## WHAT YOU ARE ASKED TO DO
Look through the data below and return each line where "JSON" appears.

## DATASET CONTENT
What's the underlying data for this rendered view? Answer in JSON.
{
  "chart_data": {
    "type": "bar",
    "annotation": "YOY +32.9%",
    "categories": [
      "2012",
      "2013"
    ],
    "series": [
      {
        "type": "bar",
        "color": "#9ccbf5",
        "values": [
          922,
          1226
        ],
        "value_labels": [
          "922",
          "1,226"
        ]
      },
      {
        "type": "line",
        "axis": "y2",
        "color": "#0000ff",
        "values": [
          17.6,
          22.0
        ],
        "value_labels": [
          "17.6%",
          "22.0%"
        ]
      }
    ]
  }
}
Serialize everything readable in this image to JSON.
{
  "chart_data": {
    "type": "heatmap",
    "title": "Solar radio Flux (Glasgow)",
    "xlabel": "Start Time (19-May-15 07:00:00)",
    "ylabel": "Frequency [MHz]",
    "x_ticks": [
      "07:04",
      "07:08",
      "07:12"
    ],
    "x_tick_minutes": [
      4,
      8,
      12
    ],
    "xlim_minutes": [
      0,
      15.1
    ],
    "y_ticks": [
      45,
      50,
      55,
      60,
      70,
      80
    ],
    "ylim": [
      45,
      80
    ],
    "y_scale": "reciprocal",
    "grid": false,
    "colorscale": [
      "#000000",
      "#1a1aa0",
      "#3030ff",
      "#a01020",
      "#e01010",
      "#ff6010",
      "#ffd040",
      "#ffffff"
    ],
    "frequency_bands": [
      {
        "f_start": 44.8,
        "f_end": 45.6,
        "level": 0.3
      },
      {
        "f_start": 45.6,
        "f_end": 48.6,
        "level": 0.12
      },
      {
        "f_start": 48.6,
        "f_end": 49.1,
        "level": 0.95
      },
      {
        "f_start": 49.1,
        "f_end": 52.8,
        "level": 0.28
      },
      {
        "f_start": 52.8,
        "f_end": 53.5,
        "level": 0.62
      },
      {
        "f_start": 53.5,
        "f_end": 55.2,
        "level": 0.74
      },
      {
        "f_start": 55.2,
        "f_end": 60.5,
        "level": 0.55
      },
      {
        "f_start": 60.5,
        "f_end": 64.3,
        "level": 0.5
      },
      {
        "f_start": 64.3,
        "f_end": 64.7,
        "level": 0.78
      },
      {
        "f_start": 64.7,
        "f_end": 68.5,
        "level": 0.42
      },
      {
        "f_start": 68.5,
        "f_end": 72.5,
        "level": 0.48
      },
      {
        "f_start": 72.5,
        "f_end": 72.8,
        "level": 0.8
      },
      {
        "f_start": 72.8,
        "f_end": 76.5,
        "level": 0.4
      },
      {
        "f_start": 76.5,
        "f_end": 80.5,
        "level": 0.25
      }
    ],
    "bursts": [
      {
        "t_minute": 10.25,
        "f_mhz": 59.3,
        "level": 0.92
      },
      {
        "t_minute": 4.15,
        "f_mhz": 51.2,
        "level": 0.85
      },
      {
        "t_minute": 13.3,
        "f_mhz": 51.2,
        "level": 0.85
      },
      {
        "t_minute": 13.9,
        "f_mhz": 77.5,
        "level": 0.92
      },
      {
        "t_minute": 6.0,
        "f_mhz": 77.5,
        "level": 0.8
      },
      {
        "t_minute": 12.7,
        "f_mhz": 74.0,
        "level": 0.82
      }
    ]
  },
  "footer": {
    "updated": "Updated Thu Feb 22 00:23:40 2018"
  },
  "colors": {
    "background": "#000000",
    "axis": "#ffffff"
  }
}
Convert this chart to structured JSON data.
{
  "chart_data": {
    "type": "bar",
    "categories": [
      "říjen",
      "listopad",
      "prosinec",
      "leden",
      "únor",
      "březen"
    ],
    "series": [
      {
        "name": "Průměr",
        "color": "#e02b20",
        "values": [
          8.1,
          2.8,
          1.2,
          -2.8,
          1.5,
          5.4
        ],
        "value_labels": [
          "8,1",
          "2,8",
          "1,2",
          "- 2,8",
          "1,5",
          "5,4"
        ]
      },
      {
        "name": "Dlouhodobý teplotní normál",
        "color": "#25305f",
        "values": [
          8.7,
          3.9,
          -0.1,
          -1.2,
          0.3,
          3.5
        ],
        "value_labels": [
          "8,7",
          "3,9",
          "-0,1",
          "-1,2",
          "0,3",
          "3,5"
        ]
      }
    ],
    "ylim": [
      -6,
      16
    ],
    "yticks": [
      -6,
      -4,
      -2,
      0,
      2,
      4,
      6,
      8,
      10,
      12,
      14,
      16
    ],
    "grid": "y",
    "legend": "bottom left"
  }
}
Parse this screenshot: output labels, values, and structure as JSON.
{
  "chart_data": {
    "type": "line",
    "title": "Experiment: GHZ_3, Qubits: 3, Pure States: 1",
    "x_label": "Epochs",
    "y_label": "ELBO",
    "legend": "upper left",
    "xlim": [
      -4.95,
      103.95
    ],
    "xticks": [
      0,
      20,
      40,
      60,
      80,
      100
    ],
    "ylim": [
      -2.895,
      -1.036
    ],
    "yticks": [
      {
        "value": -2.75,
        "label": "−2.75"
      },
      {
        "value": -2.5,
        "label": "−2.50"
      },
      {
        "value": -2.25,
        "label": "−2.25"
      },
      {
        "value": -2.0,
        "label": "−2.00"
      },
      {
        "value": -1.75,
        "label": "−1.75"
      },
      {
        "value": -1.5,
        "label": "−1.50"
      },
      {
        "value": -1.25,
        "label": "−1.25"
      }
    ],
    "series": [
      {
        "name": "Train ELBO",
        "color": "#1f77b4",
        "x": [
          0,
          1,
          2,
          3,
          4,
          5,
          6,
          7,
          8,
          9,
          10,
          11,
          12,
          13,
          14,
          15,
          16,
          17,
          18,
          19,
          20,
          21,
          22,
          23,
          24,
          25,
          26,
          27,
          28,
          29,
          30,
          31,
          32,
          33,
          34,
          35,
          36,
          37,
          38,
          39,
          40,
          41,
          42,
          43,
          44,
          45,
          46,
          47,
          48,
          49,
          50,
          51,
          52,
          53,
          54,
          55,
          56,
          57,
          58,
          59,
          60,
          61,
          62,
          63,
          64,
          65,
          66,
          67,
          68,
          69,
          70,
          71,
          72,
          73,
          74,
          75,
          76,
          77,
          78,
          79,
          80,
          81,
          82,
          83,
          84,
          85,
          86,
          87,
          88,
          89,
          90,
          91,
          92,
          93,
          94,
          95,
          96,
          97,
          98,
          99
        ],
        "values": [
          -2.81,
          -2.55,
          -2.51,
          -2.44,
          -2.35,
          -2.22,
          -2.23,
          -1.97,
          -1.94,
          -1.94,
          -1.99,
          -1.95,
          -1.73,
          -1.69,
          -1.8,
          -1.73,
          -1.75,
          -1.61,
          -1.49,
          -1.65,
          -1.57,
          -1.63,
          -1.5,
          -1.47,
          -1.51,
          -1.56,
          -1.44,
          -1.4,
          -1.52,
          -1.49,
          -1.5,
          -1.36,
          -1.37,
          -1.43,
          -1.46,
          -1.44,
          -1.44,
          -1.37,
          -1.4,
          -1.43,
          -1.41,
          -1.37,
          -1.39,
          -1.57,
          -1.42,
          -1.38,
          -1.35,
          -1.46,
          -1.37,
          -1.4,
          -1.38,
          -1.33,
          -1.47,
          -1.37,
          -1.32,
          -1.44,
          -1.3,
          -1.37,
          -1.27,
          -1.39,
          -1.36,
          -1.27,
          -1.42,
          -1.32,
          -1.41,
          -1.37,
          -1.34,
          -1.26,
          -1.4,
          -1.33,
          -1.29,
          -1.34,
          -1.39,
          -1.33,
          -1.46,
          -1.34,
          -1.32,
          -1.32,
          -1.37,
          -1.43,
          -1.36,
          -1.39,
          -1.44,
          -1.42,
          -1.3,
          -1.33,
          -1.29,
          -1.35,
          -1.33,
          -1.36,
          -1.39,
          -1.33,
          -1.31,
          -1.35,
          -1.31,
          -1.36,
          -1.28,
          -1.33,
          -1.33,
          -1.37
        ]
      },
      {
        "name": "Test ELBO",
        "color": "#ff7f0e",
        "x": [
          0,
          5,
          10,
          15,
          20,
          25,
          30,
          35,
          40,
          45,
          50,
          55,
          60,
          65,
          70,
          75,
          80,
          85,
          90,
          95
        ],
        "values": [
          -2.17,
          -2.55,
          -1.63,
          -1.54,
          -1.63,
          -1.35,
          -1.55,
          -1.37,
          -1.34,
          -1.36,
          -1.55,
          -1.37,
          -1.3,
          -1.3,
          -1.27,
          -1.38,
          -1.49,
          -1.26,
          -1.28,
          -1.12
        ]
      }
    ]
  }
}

## REPLY TO THE EXERCISE
What's the underlying data for this rendered view? Answer in JSON.
Serialize everything readable in this image to JSON.
Convert this chart to structured JSON data.
Parse this screenshot: output labels, values, and structure as JSON.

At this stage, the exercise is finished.